__WHAT IS REQUIRED__. Return each line of the data below exactly, omitting any pictures.

************

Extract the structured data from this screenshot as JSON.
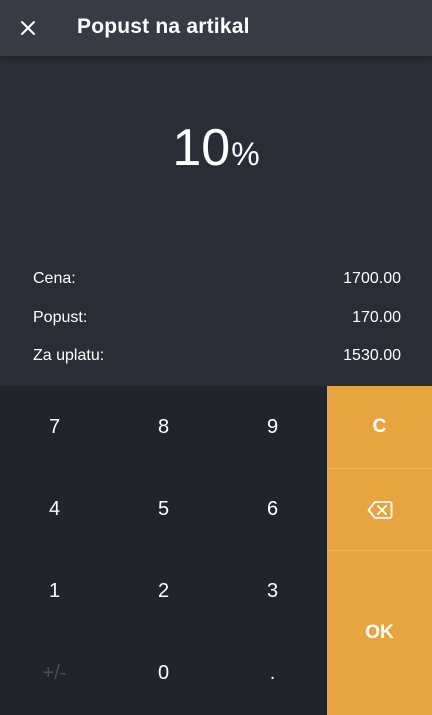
{
  "header": {
    "title": "Popust na artikal",
    "close_icon": "close-icon"
  },
  "display": {
    "value": "10",
    "unit": "%"
  },
  "summary": {
    "price_label": "Cena:",
    "price_value": "1700.00",
    "discount_label": "Popust:",
    "discount_value": "170.00",
    "total_label": "Za uplatu:",
    "total_value": "1530.00"
  },
  "keypad": {
    "keys": [
      "7",
      "8",
      "9",
      "4",
      "5",
      "6",
      "1",
      "2",
      "3",
      "+/-",
      "0",
      "."
    ]
  },
  "side": {
    "clear_label": "C",
    "backspace_icon": "backspace-icon",
    "ok_label": "OK"
  },
  "colors": {
    "background": "#2a2d35",
    "header": "#383b44",
    "keypad": "#21242b",
    "accent": "#e8a43e"
  }
}
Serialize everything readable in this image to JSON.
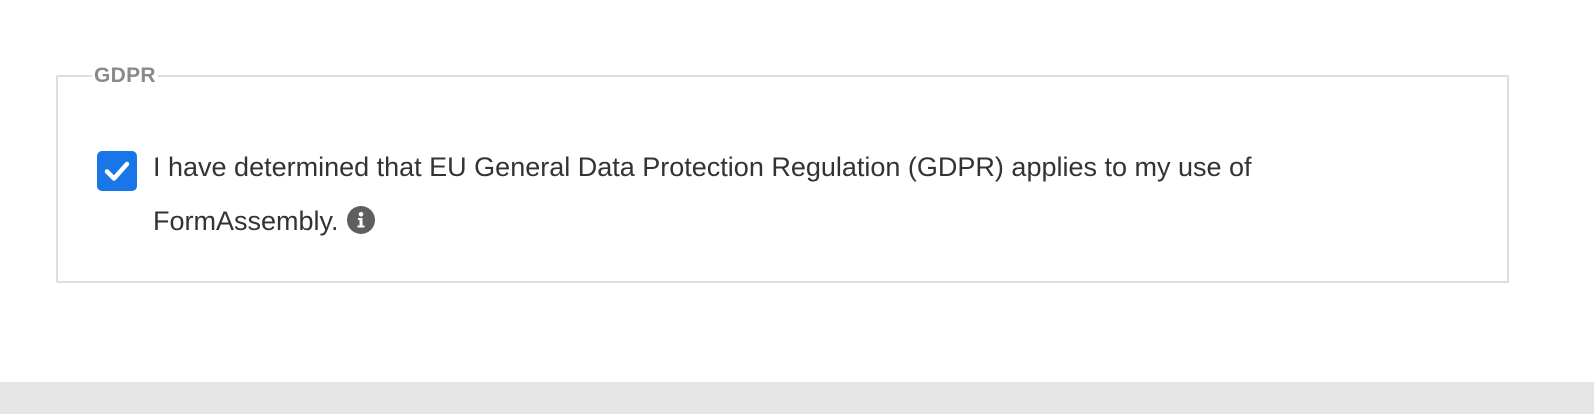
{
  "gdpr": {
    "legend": "GDPR",
    "checkbox_checked": true,
    "label_text": "I have determined that EU General Data Protection Regulation (GDPR) applies to my use of FormAssembly.",
    "info_icon": "info-icon"
  },
  "colors": {
    "checkbox": "#1976e8",
    "border": "#dcdde6",
    "legend": "#8a8a8a",
    "text": "#333333",
    "info_icon": "#5f5f5f",
    "footer_band": "#e5e5e5"
  }
}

************

__RESPONSE BELOW__.
Extract the structured data from this screenshot as JSON.
{
  "header": {
    "title": "Popust na artikal",
    "close_icon": "close-icon"
  },
  "display": {
    "value": "10",
    "unit": "%"
  },
  "summary": {
    "price_label": "Cena:",
    "price_value": "1700.00",
    "discount_label": "Popust:",
    "discount_value": "170.00",
    "total_label": "Za uplatu:",
    "total_value": "1530.00"
  },
  "keypad": {
    "keys": [
      "7",
      "8",
      "9",
      "4",
      "5",
      "6",
      "1",
      "2",
      "3",
      "+/-",
      "0",
      "."
    ]
  },
  "side": {
    "clear_label": "C",
    "backspace_icon": "backspace-icon",
    "ok_label": "OK"
  },
  "colors": {
    "background": "#2a2d35",
    "header": "#383b44",
    "keypad": "#21242b",
    "accent": "#e8a43e"
  }
}
Serialize everything readable in this image to JSON.
{
  "gdpr": {
    "legend": "GDPR",
    "checkbox_checked": true,
    "label_text": "I have determined that EU General Data Protection Regulation (GDPR) applies to my use of FormAssembly.",
    "info_icon": "info-icon"
  },
  "colors": {
    "checkbox": "#1976e8",
    "border": "#dcdde6",
    "legend": "#8a8a8a",
    "text": "#333333",
    "info_icon": "#5f5f5f",
    "footer_band": "#e5e5e5"
  }
}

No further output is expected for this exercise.